Stated exercise:
Take every line that has the string "widths" and copy it out.

** start The data **

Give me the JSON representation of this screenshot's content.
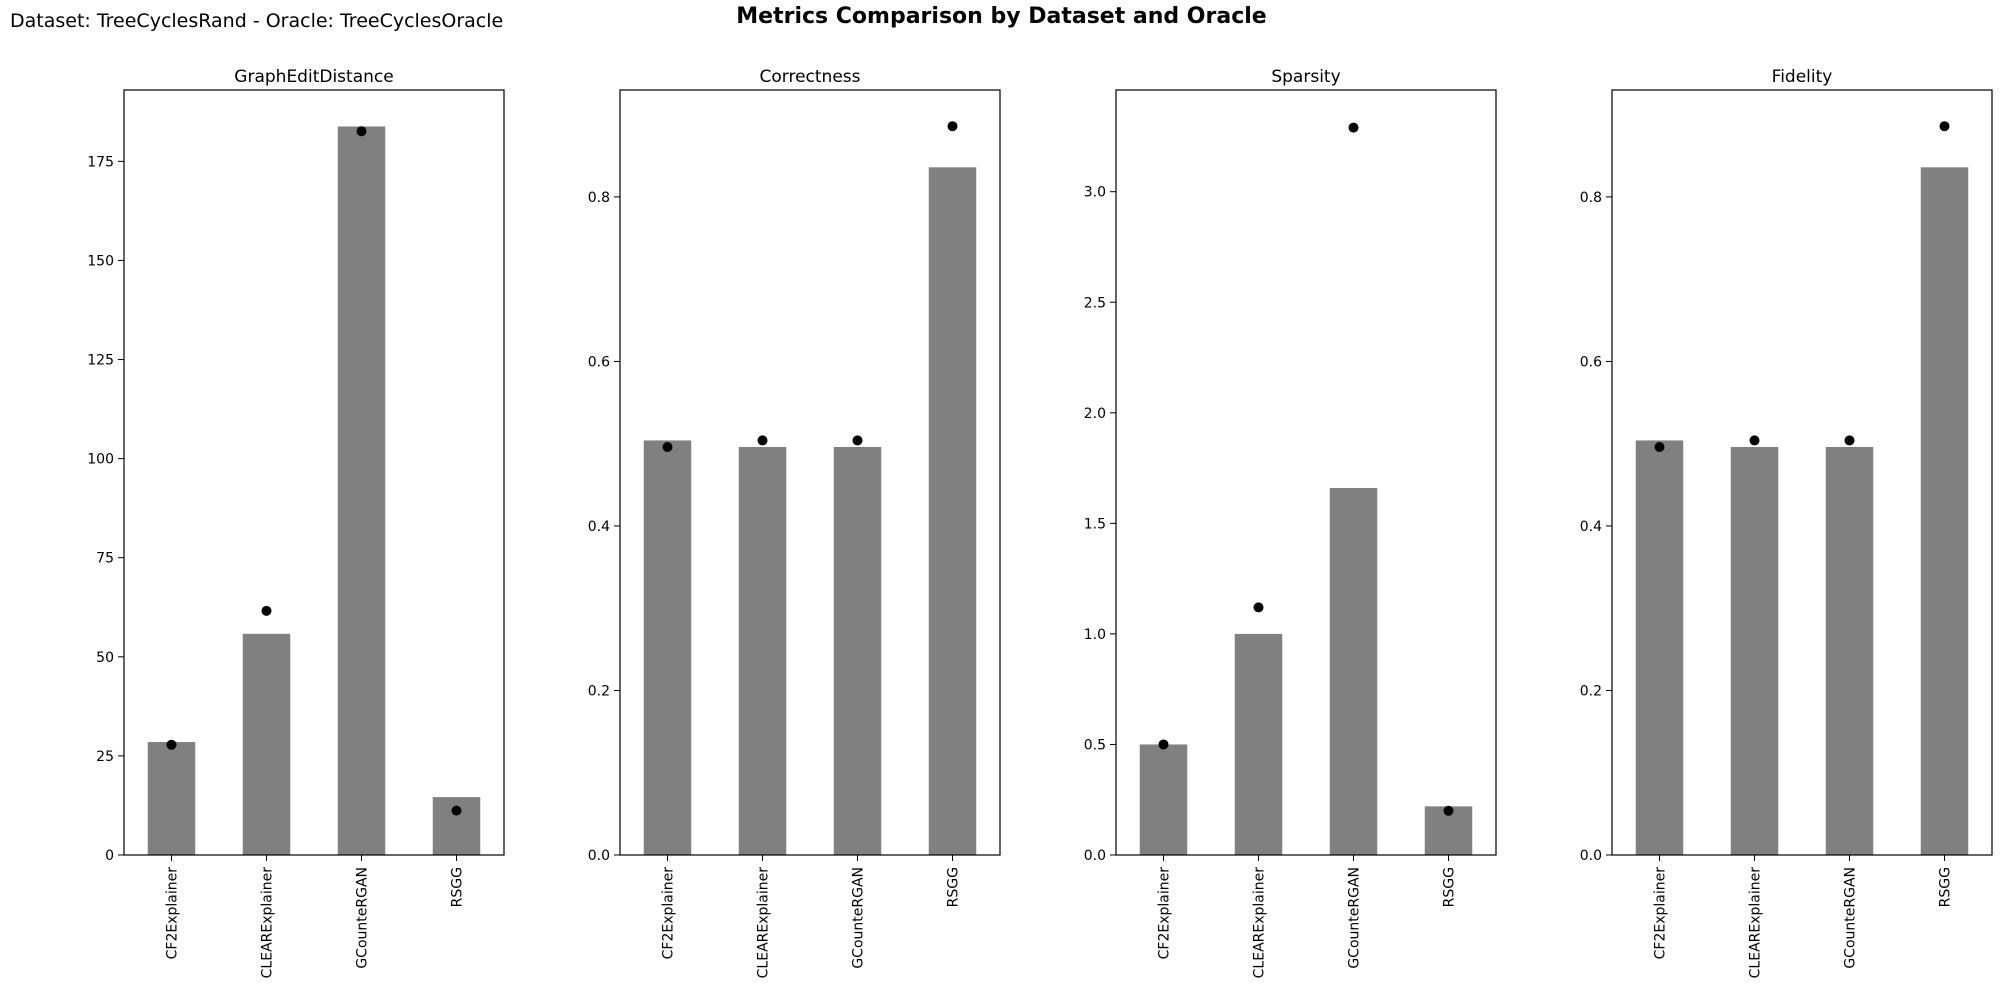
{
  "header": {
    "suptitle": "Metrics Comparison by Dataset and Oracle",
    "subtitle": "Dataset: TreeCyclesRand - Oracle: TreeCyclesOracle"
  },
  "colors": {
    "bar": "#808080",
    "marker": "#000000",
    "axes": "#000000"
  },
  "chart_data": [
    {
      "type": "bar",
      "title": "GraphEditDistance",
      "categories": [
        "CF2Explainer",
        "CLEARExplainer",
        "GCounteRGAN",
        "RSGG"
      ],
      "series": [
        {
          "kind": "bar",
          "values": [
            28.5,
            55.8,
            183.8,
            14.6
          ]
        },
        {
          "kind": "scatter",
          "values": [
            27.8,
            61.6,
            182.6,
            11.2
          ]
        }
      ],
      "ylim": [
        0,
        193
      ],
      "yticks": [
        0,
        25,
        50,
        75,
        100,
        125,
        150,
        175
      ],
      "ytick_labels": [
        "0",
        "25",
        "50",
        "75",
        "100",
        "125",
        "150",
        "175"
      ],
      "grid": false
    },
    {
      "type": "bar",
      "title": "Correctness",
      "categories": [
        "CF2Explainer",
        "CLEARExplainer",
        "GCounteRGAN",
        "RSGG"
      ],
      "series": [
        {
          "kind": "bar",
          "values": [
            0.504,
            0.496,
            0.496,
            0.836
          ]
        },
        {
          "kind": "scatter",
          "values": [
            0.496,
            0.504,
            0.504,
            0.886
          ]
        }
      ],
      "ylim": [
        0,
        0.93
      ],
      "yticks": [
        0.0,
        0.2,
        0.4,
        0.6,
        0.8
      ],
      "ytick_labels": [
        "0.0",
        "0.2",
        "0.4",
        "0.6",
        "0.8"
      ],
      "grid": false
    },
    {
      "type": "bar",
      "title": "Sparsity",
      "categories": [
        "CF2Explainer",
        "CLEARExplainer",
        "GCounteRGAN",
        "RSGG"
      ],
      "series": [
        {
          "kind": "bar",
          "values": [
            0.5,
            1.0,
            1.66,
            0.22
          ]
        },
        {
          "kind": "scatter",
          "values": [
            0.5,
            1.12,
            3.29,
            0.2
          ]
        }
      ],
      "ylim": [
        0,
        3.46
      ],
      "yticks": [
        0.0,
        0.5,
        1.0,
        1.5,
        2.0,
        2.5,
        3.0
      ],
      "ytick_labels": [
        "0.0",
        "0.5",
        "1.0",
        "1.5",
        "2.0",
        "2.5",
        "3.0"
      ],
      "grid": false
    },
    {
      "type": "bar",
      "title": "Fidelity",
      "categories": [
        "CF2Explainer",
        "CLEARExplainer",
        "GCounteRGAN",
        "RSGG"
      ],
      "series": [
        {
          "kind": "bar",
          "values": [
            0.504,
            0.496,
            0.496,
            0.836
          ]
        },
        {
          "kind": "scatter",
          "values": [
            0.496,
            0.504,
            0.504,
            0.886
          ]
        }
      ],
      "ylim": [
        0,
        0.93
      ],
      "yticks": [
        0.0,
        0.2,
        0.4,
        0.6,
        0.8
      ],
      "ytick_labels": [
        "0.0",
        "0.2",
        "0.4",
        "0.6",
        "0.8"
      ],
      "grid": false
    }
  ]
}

** end The data **
** start The data **

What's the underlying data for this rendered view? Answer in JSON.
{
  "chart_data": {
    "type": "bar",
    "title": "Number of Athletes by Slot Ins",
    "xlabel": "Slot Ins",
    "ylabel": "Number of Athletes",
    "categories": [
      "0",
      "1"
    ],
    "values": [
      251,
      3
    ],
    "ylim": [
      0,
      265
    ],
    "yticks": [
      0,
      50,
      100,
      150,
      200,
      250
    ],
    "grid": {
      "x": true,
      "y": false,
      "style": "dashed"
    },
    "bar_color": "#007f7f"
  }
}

** end The data **
** start The data **

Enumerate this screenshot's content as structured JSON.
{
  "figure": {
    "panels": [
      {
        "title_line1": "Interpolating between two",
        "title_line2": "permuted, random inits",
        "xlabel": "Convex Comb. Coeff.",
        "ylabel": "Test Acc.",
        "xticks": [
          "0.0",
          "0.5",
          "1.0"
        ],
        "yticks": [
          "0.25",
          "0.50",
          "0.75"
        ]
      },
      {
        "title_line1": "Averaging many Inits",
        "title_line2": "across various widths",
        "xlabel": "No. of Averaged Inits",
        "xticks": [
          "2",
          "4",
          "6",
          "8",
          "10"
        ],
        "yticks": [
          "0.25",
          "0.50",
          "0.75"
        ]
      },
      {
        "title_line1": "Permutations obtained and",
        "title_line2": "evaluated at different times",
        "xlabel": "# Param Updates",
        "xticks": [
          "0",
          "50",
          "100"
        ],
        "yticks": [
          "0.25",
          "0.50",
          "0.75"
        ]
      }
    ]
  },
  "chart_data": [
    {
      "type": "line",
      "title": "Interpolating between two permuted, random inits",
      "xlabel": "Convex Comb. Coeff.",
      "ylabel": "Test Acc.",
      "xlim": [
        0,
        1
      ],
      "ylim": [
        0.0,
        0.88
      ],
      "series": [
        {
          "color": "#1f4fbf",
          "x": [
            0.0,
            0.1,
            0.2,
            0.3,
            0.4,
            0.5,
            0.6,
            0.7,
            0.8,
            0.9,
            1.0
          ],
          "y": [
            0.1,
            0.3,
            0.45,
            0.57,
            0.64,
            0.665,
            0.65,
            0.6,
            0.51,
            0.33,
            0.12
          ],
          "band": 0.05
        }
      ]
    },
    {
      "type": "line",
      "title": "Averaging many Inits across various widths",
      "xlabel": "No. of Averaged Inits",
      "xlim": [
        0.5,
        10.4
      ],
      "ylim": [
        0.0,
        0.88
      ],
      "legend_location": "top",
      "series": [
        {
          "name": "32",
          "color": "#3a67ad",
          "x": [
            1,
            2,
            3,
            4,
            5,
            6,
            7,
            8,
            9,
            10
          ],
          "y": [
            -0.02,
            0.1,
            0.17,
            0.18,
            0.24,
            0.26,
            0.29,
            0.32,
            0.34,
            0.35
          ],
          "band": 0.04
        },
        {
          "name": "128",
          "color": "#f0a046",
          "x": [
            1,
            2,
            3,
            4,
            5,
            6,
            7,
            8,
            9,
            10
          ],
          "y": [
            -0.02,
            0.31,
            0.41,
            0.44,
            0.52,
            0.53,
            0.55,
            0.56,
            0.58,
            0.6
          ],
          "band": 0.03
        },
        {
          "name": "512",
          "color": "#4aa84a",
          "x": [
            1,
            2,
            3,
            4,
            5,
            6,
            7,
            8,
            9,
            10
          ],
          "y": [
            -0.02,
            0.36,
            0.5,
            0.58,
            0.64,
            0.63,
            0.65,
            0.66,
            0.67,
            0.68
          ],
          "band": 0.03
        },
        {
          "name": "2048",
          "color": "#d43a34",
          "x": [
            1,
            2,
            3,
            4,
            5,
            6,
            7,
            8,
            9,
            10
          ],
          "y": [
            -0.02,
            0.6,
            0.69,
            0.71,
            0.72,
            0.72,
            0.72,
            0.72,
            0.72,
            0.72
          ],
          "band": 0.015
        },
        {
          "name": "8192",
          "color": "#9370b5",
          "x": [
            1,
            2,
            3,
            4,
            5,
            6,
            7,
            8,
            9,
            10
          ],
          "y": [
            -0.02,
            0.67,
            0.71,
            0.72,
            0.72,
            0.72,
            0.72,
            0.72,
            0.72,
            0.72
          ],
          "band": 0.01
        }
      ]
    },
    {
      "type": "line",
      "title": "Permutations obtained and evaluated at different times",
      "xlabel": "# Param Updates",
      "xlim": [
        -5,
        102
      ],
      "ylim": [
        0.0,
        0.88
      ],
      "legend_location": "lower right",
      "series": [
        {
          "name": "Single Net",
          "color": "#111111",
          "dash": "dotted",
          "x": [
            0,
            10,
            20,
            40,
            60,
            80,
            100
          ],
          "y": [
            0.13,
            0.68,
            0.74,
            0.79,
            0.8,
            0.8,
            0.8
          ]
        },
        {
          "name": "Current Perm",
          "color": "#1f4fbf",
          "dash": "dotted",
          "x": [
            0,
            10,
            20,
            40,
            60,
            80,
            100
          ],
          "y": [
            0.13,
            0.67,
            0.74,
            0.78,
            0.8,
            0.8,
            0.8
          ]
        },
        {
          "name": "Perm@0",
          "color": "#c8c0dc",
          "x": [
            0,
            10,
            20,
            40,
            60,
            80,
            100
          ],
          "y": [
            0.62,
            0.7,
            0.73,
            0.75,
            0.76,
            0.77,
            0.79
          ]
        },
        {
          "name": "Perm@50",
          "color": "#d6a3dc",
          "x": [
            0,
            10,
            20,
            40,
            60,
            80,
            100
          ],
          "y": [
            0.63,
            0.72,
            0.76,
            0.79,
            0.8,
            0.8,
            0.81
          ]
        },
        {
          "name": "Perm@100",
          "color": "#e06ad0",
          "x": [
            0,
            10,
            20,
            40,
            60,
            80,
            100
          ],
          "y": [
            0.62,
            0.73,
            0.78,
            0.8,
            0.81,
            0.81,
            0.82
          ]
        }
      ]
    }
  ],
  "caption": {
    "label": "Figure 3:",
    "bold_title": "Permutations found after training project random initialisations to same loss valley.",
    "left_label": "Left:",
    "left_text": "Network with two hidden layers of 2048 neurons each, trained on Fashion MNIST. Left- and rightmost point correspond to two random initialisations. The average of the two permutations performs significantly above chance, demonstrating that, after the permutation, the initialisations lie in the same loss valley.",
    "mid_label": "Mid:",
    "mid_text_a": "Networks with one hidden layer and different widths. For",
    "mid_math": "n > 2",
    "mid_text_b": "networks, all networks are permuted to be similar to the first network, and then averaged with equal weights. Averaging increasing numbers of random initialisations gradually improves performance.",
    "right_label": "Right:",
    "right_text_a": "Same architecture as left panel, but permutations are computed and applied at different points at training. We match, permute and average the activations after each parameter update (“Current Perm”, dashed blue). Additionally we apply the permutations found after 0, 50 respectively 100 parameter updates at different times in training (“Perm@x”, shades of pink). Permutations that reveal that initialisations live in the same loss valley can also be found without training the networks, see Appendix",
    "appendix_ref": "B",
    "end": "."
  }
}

** end The data **

Result below:
        "title_line2": "across various widths",
      "title": "Averaging many Inits across various widths",
    "mid_text_a": "Networks with one hidden layer and different widths. For",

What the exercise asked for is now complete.